Instructions for the task
Check each line of the listing, and copy it if it contains the word "months".

Dataset rows about figures:
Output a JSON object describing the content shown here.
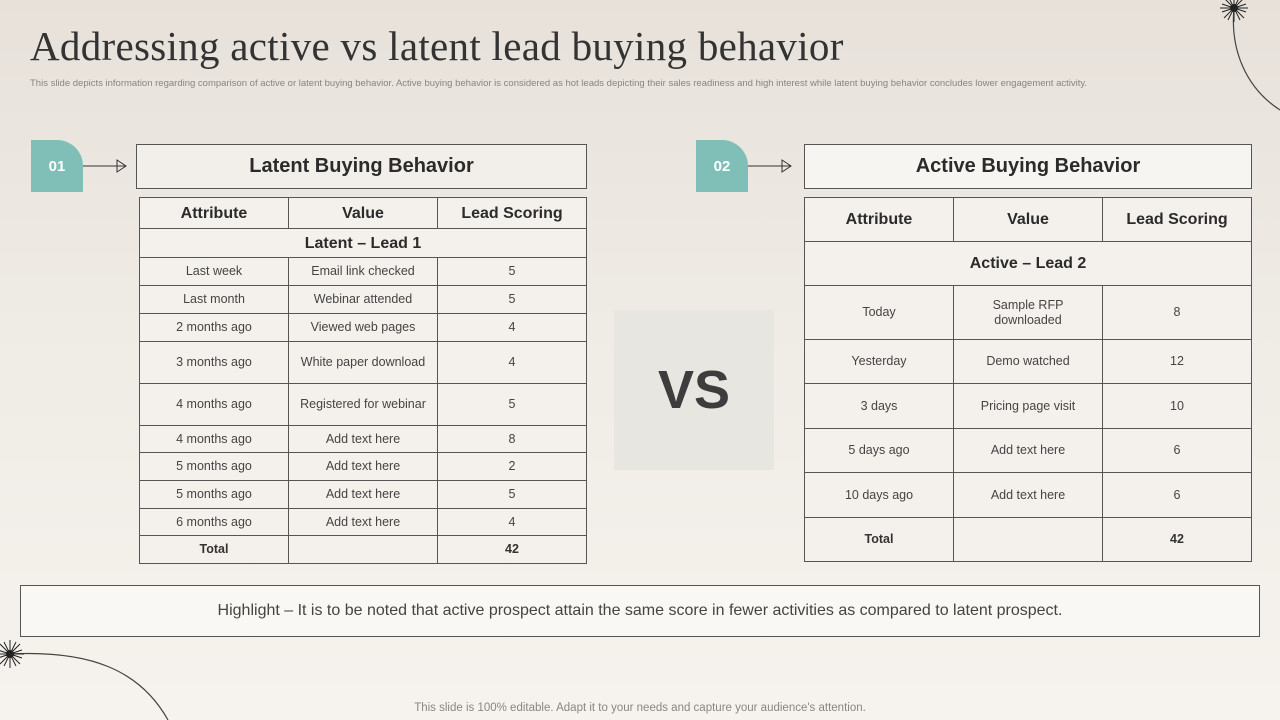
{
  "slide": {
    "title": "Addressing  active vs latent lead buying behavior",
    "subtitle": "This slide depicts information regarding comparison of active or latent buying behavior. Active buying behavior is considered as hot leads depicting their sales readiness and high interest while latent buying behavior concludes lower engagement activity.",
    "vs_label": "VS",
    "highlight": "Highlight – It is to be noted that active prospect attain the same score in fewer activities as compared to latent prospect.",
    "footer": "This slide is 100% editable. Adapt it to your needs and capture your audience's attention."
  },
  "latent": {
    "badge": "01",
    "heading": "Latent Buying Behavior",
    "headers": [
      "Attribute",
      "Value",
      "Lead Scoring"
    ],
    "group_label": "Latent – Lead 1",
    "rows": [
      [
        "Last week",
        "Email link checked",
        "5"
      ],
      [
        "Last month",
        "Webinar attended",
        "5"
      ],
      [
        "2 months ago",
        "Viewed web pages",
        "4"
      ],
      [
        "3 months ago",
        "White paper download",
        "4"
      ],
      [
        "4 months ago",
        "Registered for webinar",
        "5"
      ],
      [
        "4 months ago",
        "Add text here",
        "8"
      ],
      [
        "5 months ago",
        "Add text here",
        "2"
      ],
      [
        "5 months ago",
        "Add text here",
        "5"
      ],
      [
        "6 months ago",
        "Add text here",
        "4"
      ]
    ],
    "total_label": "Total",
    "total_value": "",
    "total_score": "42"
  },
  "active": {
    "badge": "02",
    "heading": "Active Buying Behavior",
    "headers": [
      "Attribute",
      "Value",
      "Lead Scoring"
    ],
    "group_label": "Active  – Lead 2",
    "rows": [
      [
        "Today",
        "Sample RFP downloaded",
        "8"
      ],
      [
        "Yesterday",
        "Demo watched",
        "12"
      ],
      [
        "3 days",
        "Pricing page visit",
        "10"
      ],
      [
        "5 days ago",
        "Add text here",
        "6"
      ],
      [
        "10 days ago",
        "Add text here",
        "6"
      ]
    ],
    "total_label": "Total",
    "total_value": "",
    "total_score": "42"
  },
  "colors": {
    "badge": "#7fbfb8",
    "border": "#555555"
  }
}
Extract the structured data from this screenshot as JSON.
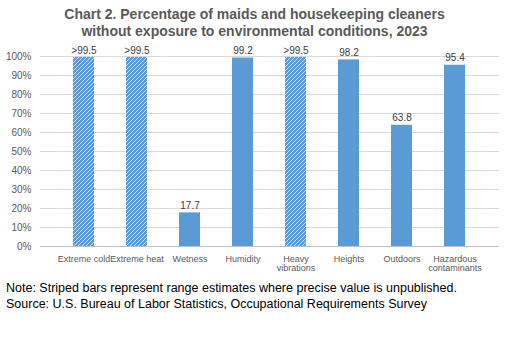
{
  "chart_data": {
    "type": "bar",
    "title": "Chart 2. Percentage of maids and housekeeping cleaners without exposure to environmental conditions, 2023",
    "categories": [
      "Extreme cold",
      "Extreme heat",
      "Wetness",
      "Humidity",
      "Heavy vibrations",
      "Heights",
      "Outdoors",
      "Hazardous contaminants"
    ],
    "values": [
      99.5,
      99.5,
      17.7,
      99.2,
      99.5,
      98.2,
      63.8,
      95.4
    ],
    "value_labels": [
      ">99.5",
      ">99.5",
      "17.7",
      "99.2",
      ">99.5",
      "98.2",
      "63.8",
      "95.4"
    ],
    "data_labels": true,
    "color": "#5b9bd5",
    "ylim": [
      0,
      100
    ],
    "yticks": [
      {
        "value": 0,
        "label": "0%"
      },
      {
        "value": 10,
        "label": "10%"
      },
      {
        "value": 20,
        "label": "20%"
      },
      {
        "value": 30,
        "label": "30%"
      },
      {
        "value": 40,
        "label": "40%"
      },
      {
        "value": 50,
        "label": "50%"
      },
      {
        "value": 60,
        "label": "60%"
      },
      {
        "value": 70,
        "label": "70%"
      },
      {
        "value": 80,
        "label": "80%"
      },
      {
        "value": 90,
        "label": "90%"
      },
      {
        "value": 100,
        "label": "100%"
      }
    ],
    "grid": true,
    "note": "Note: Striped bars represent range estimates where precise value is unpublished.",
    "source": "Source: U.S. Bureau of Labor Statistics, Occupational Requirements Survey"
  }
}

* * *

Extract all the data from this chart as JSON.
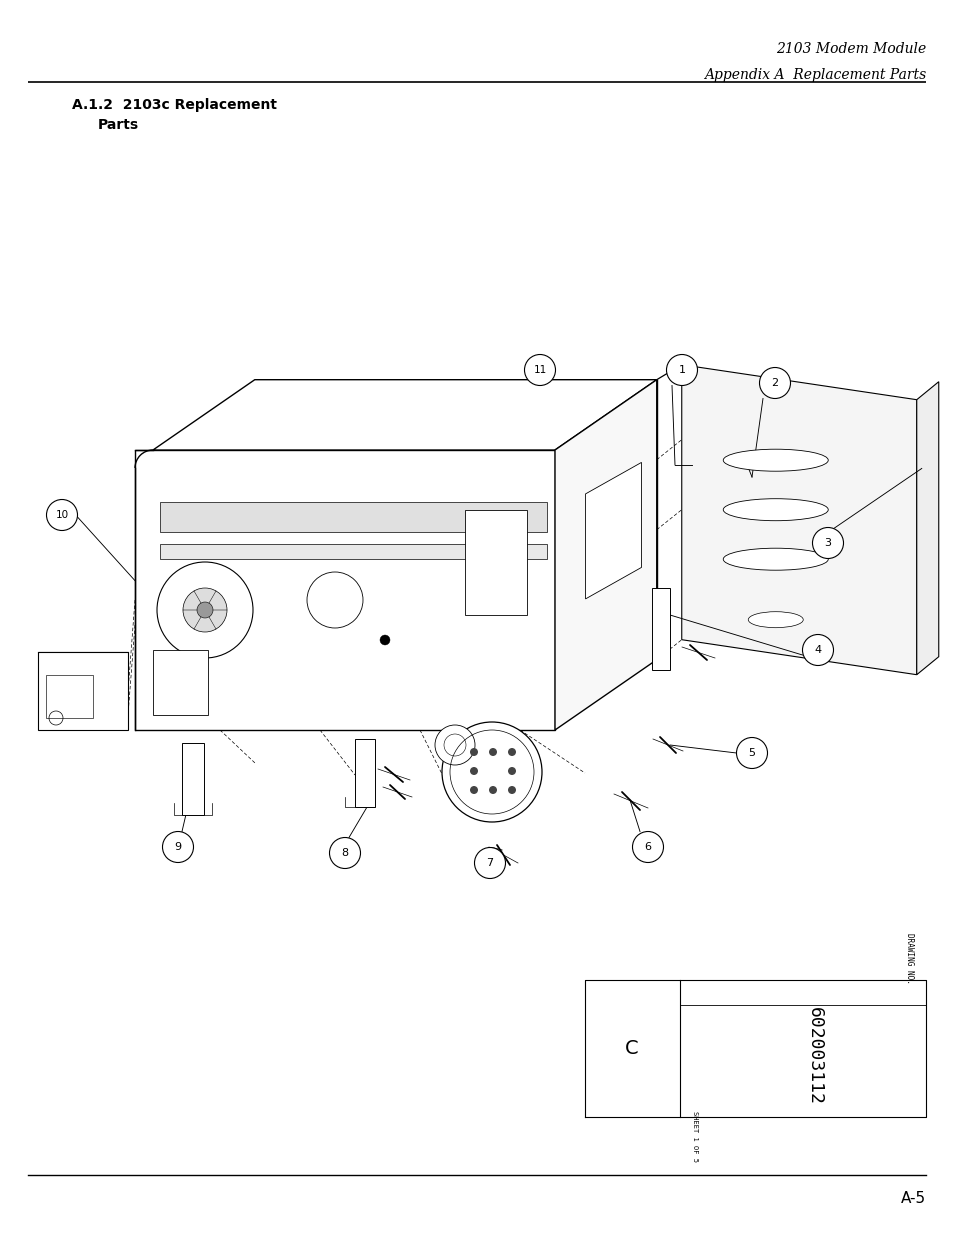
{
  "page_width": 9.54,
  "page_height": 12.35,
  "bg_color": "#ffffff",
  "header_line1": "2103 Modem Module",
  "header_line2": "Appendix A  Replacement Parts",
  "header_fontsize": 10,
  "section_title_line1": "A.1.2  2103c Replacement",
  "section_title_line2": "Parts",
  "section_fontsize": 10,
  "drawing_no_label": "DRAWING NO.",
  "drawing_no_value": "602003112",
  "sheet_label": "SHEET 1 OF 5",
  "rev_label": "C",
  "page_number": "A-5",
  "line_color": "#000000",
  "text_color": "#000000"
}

...

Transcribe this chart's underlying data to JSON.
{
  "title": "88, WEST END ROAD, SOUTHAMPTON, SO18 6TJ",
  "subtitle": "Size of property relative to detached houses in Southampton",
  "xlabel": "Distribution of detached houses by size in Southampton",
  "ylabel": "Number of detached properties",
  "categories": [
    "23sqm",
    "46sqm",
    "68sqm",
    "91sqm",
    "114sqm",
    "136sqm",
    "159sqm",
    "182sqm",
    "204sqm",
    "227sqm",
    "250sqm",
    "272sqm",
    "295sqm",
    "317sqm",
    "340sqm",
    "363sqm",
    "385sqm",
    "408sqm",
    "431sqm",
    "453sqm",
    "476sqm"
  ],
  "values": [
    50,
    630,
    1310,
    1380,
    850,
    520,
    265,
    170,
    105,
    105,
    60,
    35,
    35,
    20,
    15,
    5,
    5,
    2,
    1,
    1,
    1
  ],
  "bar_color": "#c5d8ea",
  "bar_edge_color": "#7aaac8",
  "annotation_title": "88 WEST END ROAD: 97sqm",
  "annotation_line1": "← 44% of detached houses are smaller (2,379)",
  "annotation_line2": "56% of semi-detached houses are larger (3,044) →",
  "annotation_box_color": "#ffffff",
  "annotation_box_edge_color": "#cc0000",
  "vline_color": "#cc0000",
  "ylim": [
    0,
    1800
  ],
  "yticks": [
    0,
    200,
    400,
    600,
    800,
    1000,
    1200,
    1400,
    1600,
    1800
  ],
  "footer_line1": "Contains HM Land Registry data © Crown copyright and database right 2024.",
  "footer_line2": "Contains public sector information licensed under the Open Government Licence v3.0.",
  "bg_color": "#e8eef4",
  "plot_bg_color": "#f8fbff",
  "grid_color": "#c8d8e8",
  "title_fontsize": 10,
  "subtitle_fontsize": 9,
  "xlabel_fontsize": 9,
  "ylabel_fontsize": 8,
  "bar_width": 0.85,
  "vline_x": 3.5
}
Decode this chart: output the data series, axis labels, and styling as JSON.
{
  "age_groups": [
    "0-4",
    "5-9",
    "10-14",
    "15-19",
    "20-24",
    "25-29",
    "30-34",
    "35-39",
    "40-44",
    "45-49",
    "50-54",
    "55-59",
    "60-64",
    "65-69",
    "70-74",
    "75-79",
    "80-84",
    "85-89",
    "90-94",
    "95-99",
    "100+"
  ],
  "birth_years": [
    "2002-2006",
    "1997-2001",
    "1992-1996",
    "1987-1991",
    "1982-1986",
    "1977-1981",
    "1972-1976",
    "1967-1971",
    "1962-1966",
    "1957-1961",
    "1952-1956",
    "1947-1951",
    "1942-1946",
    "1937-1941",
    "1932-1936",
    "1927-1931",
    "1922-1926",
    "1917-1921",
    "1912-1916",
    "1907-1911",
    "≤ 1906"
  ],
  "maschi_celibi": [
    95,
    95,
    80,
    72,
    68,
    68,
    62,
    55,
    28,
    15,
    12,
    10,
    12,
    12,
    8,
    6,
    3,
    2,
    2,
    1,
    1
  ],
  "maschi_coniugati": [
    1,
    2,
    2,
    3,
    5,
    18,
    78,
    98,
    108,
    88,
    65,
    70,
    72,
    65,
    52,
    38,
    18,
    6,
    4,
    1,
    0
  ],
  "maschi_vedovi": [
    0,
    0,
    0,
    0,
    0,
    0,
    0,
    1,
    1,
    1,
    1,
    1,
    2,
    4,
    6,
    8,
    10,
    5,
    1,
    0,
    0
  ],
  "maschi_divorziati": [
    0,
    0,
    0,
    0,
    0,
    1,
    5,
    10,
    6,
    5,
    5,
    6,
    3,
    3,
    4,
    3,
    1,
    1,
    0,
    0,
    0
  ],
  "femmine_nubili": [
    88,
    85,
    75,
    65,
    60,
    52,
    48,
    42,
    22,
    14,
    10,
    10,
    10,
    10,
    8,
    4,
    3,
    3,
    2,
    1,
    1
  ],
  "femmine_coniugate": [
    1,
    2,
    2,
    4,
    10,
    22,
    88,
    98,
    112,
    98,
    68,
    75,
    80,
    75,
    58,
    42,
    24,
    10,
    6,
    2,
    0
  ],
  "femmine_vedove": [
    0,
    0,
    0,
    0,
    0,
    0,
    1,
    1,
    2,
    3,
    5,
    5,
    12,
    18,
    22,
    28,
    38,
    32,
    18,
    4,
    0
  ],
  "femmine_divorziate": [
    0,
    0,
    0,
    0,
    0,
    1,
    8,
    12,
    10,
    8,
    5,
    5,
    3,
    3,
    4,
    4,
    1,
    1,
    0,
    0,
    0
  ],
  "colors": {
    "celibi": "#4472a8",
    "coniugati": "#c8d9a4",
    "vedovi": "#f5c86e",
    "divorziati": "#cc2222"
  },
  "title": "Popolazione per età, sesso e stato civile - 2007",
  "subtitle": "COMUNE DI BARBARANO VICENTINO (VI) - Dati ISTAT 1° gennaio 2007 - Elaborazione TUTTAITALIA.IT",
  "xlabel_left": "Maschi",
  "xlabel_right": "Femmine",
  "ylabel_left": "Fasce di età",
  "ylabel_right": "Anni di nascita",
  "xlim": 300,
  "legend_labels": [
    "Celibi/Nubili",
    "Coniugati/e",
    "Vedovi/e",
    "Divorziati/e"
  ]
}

Solution for this problem
        "2 months ago",
        "3 months ago",
        "4 months ago",
        "4 months ago",
        "5 months ago",
        "5 months ago",
        "6 months ago",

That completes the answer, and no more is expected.